Do this
Retype each entry below, keeping every character the same.

===== Listed records =====

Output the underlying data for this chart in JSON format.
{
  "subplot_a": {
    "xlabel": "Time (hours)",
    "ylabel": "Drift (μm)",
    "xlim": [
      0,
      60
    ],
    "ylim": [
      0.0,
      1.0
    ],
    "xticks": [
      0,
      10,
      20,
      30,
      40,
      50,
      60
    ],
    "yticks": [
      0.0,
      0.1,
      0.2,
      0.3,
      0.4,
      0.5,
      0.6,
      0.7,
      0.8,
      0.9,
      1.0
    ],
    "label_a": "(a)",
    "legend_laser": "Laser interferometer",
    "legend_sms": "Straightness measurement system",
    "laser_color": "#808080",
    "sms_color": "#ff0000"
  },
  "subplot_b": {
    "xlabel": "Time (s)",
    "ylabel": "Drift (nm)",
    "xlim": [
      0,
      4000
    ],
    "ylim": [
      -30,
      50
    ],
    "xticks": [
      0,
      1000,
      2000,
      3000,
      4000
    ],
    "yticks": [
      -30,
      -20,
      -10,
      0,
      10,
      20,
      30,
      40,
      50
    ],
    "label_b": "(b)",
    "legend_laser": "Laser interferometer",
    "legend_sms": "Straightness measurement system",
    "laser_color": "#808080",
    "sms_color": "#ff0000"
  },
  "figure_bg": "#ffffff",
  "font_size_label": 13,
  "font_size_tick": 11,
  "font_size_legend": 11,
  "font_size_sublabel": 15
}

=====

Task answer
Output the underlying data for this chart in JSON format.
{
  "subplot_a": {
    "xlabel": "Time (hours)",
    "ylabel": "Drift (μm)",
    "xlim": [
      0,
      60
    ],
    "ylim": [
      0.0,
      1.0
    ],
    "xticks": [
      0,
      10,
      20,
      30,
      40,
      50,
      60
    ],
    "yticks": [
      0.0,
      0.1,
      0.2,
      0.3,
      0.4,
      0.5,
      0.6,
      0.7,
      0.8,
      0.9,
      1.0
    ],
    "label_a": "(a)",
    "legend_laser": "Laser interferometer",
    "legend_sms": "Straightness measurement system",
    "laser_color": "#808080",
    "sms_color": "#ff0000"
  },
  "subplot_b": {
    "xlabel": "Time (s)",
    "ylabel": "Drift (nm)",
    "xlim": [
      0,
      4000
    ],
    "ylim": [
      -30,
      50
    ],
    "xticks": [
      0,
      1000,
      2000,
      3000,
      4000
    ],
    "yticks": [
      -30,
      -20,
      -10,
      0,
      10,
      20,
      30,
      40,
      50
    ],
    "label_b": "(b)",
    "legend_laser": "Laser interferometer",
    "legend_sms": "Straightness measurement system",
    "laser_color": "#808080",
    "sms_color": "#ff0000"
  },
  "figure_bg": "#ffffff",
  "font_size_label": 13,
  "font_size_tick": 11,
  "font_size_legend": 11,
  "font_size_sublabel": 15
}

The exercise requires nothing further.